Reproduce every entry in the listing without alteration.

▼

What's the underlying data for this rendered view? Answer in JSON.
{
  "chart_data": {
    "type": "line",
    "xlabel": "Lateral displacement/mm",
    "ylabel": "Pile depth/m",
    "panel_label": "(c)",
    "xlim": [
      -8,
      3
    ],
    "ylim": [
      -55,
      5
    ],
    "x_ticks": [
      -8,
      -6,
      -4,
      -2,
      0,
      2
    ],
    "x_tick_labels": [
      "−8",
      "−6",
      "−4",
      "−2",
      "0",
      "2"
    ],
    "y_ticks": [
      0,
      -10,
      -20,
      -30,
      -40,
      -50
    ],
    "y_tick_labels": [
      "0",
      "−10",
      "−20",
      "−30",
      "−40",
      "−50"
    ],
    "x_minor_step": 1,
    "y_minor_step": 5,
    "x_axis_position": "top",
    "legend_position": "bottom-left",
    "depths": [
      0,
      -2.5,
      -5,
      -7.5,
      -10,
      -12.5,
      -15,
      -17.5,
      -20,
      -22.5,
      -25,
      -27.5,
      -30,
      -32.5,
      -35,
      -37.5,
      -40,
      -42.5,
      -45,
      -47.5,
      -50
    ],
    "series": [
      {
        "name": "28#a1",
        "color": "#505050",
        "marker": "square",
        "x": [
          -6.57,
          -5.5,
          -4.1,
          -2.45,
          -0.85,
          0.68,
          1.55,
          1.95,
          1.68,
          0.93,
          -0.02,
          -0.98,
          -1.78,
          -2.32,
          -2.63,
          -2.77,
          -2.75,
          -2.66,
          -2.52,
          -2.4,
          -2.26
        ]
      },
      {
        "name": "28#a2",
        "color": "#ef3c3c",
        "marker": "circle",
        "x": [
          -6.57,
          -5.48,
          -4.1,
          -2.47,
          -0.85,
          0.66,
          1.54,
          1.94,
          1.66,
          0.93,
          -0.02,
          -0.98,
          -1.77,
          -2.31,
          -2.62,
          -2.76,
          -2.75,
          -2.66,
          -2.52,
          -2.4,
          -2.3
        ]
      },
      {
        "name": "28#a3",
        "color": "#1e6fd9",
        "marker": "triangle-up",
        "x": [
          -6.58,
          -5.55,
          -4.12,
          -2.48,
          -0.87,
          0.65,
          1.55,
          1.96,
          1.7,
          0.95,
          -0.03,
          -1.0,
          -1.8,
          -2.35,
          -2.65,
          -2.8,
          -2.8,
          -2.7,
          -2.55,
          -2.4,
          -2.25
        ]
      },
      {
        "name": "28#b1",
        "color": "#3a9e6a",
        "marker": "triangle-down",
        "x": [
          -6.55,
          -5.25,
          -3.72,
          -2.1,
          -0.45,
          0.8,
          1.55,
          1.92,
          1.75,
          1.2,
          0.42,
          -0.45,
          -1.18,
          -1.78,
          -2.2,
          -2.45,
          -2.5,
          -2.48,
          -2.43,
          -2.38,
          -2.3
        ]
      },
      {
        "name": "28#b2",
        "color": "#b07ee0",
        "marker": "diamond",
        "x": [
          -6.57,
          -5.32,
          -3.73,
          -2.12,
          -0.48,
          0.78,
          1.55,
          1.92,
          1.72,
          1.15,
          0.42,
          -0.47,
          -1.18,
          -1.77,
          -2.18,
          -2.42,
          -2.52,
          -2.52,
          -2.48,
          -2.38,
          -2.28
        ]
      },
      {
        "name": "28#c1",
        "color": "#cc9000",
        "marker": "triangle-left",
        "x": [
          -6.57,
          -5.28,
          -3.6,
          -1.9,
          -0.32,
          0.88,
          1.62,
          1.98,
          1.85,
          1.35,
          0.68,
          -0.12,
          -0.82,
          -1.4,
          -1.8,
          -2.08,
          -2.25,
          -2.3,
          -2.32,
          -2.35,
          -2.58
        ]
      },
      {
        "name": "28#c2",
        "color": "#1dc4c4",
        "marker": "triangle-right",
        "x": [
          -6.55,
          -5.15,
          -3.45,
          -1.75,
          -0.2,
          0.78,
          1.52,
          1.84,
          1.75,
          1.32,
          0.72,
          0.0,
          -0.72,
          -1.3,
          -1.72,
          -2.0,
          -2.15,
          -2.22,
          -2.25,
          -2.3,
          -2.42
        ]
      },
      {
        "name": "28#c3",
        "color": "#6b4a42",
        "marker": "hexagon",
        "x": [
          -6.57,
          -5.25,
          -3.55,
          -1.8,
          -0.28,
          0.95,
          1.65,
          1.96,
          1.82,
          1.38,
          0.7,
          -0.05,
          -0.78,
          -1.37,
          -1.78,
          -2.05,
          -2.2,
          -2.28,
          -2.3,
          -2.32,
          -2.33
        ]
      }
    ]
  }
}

▲

§ **Result of this exercise**
What's the underlying data for this rendered view? Answer in JSON.
{
  "chart_data": {
    "type": "line",
    "xlabel": "Lateral displacement/mm",
    "ylabel": "Pile depth/m",
    "panel_label": "(c)",
    "xlim": [
      -8,
      3
    ],
    "ylim": [
      -55,
      5
    ],
    "x_ticks": [
      -8,
      -6,
      -4,
      -2,
      0,
      2
    ],
    "x_tick_labels": [
      "−8",
      "−6",
      "−4",
      "−2",
      "0",
      "2"
    ],
    "y_ticks": [
      0,
      -10,
      -20,
      -30,
      -40,
      -50
    ],
    "y_tick_labels": [
      "0",
      "−10",
      "−20",
      "−30",
      "−40",
      "−50"
    ],
    "x_minor_step": 1,
    "y_minor_step": 5,
    "x_axis_position": "top",
    "legend_position": "bottom-left",
    "depths": [
      0,
      -2.5,
      -5,
      -7.5,
      -10,
      -12.5,
      -15,
      -17.5,
      -20,
      -22.5,
      -25,
      -27.5,
      -30,
      -32.5,
      -35,
      -37.5,
      -40,
      -42.5,
      -45,
      -47.5,
      -50
    ],
    "series": [
      {
        "name": "28#a1",
        "color": "#505050",
        "marker": "square",
        "x": [
          -6.57,
          -5.5,
          -4.1,
          -2.45,
          -0.85,
          0.68,
          1.55,
          1.95,
          1.68,
          0.93,
          -0.02,
          -0.98,
          -1.78,
          -2.32,
          -2.63,
          -2.77,
          -2.75,
          -2.66,
          -2.52,
          -2.4,
          -2.26
        ]
      },
      {
        "name": "28#a2",
        "color": "#ef3c3c",
        "marker": "circle",
        "x": [
          -6.57,
          -5.48,
          -4.1,
          -2.47,
          -0.85,
          0.66,
          1.54,
          1.94,
          1.66,
          0.93,
          -0.02,
          -0.98,
          -1.77,
          -2.31,
          -2.62,
          -2.76,
          -2.75,
          -2.66,
          -2.52,
          -2.4,
          -2.3
        ]
      },
      {
        "name": "28#a3",
        "color": "#1e6fd9",
        "marker": "triangle-up",
        "x": [
          -6.58,
          -5.55,
          -4.12,
          -2.48,
          -0.87,
          0.65,
          1.55,
          1.96,
          1.7,
          0.95,
          -0.03,
          -1.0,
          -1.8,
          -2.35,
          -2.65,
          -2.8,
          -2.8,
          -2.7,
          -2.55,
          -2.4,
          -2.25
        ]
      },
      {
        "name": "28#b1",
        "color": "#3a9e6a",
        "marker": "triangle-down",
        "x": [
          -6.55,
          -5.25,
          -3.72,
          -2.1,
          -0.45,
          0.8,
          1.55,
          1.92,
          1.75,
          1.2,
          0.42,
          -0.45,
          -1.18,
          -1.78,
          -2.2,
          -2.45,
          -2.5,
          -2.48,
          -2.43,
          -2.38,
          -2.3
        ]
      },
      {
        "name": "28#b2",
        "color": "#b07ee0",
        "marker": "diamond",
        "x": [
          -6.57,
          -5.32,
          -3.73,
          -2.12,
          -0.48,
          0.78,
          1.55,
          1.92,
          1.72,
          1.15,
          0.42,
          -0.47,
          -1.18,
          -1.77,
          -2.18,
          -2.42,
          -2.52,
          -2.52,
          -2.48,
          -2.38,
          -2.28
        ]
      },
      {
        "name": "28#c1",
        "color": "#cc9000",
        "marker": "triangle-left",
        "x": [
          -6.57,
          -5.28,
          -3.6,
          -1.9,
          -0.32,
          0.88,
          1.62,
          1.98,
          1.85,
          1.35,
          0.68,
          -0.12,
          -0.82,
          -1.4,
          -1.8,
          -2.08,
          -2.25,
          -2.3,
          -2.32,
          -2.35,
          -2.58
        ]
      },
      {
        "name": "28#c2",
        "color": "#1dc4c4",
        "marker": "triangle-right",
        "x": [
          -6.55,
          -5.15,
          -3.45,
          -1.75,
          -0.2,
          0.78,
          1.52,
          1.84,
          1.75,
          1.32,
          0.72,
          0.0,
          -0.72,
          -1.3,
          -1.72,
          -2.0,
          -2.15,
          -2.22,
          -2.25,
          -2.3,
          -2.42
        ]
      },
      {
        "name": "28#c3",
        "color": "#6b4a42",
        "marker": "hexagon",
        "x": [
          -6.57,
          -5.25,
          -3.55,
          -1.8,
          -0.28,
          0.95,
          1.65,
          1.96,
          1.82,
          1.38,
          0.7,
          -0.05,
          -0.78,
          -1.37,
          -1.78,
          -2.05,
          -2.2,
          -2.28,
          -2.3,
          -2.32,
          -2.33
        ]
      }
    ]
  }
}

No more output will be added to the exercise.